§ Required task
Check every line of the data below for the string "JSON", and copy the ones that hold it.

§ Stored records
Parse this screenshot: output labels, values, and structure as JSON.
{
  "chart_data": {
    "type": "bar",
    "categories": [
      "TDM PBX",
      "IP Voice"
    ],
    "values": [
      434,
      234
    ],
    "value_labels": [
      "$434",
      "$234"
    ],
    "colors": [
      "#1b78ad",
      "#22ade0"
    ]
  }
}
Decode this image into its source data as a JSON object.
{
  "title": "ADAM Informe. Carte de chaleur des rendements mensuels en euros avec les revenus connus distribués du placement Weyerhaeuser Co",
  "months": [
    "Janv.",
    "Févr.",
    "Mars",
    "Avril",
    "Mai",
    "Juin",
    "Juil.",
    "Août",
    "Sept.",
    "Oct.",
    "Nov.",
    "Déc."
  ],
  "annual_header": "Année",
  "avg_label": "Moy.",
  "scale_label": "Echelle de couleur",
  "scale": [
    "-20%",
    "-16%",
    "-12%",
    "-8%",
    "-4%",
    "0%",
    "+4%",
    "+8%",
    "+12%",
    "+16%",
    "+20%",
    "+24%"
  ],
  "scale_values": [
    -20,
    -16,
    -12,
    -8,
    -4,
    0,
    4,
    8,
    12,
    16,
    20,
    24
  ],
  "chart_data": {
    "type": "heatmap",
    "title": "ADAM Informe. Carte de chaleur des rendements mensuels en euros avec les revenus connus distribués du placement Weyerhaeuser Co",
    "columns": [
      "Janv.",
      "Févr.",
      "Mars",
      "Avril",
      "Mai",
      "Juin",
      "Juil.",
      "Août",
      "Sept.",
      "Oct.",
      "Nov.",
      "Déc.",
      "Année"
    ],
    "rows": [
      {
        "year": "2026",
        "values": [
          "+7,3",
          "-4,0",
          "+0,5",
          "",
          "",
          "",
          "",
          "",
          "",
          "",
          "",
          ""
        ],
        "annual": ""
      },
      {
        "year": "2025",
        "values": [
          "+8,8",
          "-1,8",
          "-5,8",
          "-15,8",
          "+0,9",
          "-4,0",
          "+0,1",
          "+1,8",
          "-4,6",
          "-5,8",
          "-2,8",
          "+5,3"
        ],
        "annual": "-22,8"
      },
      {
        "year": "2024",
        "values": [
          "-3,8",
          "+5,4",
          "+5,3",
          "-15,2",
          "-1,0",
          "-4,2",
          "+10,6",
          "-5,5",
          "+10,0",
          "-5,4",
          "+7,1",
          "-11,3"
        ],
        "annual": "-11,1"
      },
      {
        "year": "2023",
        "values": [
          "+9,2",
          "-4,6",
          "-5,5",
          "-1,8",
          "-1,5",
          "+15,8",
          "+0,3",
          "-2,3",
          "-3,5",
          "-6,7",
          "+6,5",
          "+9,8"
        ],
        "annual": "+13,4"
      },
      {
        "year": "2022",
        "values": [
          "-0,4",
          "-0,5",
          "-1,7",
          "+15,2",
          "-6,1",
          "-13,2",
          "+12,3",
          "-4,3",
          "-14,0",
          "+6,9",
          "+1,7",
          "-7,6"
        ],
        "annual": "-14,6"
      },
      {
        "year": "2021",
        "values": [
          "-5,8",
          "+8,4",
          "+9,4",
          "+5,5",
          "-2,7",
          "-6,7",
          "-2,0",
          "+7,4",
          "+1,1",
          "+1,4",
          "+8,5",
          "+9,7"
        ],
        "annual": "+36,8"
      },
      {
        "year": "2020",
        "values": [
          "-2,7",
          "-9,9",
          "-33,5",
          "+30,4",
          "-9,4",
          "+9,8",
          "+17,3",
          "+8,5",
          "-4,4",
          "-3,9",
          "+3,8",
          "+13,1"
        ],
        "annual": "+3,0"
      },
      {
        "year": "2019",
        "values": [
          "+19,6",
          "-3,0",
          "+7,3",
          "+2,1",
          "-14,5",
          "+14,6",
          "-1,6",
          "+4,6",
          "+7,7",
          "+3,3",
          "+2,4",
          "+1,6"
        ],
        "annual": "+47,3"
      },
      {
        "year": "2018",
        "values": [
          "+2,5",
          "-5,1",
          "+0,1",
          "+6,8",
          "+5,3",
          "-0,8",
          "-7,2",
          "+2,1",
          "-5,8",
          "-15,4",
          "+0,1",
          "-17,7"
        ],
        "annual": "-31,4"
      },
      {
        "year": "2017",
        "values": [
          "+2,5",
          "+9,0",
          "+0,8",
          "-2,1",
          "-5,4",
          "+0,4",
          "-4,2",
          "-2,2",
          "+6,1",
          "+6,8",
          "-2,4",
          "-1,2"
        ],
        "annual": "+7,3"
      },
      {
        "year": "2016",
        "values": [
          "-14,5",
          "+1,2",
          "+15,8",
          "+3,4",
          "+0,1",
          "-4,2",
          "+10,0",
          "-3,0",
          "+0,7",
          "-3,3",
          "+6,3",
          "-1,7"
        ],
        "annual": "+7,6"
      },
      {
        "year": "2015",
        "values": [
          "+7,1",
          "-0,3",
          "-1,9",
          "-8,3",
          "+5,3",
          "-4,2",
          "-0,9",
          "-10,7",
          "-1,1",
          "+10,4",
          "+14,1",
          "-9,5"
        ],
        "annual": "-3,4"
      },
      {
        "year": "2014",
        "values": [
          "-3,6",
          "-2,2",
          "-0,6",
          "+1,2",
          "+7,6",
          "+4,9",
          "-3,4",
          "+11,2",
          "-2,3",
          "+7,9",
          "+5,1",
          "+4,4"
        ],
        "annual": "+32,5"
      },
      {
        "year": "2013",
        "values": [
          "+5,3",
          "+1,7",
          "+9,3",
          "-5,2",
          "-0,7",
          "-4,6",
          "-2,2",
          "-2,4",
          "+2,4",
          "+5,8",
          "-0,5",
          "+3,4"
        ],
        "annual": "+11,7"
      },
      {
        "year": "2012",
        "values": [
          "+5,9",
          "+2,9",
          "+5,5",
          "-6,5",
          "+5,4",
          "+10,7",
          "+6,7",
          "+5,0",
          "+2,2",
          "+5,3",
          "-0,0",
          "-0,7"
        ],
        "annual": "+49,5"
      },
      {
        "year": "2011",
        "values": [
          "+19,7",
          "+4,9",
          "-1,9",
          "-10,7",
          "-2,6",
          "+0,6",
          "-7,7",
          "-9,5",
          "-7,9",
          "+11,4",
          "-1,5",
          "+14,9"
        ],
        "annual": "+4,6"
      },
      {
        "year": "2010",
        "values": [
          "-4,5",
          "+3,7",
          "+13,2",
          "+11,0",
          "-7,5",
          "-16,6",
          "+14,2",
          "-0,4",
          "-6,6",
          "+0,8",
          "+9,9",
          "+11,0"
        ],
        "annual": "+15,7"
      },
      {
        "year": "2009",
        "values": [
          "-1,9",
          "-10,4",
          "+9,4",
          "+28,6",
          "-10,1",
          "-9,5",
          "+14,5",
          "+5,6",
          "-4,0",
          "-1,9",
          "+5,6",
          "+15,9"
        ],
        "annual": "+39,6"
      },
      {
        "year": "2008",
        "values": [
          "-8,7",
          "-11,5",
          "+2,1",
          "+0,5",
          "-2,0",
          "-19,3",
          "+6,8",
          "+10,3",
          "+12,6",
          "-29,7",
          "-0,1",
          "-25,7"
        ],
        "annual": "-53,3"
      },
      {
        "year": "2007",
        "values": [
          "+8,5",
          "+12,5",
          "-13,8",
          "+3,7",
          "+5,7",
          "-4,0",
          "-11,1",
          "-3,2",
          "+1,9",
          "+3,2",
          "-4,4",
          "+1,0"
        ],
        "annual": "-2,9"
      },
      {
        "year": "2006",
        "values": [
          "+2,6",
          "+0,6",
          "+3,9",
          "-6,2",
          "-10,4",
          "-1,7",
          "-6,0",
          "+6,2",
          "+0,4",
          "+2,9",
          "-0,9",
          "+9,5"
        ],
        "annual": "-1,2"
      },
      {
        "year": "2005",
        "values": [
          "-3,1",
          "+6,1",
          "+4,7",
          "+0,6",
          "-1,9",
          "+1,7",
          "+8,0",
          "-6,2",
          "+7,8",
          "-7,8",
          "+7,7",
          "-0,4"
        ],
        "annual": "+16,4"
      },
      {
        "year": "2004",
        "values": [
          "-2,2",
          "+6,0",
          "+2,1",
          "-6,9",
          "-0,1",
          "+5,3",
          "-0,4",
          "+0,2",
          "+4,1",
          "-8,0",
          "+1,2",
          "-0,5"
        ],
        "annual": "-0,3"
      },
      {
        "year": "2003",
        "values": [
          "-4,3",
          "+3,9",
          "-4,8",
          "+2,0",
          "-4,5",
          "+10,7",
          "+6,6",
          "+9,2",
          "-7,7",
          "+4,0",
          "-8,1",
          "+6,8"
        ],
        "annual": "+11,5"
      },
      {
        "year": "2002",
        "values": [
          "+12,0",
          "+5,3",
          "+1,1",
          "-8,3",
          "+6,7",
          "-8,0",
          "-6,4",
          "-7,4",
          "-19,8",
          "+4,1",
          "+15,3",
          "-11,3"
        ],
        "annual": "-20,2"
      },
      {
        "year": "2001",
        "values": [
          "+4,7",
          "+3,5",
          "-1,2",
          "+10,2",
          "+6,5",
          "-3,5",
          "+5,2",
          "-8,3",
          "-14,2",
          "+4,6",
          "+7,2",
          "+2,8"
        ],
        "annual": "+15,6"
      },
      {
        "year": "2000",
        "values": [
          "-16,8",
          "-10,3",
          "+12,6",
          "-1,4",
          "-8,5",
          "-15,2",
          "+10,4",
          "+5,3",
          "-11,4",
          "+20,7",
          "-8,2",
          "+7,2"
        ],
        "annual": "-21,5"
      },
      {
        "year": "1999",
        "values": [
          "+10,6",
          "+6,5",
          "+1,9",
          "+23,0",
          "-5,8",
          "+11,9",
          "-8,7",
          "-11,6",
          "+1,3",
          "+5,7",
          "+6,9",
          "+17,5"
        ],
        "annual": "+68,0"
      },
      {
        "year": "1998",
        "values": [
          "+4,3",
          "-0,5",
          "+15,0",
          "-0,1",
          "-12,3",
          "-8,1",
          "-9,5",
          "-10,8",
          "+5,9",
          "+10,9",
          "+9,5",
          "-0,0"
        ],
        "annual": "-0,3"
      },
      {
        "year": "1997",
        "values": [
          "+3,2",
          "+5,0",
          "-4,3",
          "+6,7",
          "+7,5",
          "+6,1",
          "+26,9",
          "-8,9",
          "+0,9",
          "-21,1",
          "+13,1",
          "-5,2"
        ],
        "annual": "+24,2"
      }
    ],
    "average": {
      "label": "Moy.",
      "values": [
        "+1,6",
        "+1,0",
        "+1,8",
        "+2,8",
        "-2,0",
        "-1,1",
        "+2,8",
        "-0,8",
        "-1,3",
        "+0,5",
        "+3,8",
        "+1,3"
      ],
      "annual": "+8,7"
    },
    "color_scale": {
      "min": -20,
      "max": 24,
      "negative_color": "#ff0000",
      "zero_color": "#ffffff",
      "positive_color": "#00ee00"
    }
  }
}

§ The answer
Parse this screenshot: output labels, values, and structure as JSON.
Decode this image into its source data as a JSON object.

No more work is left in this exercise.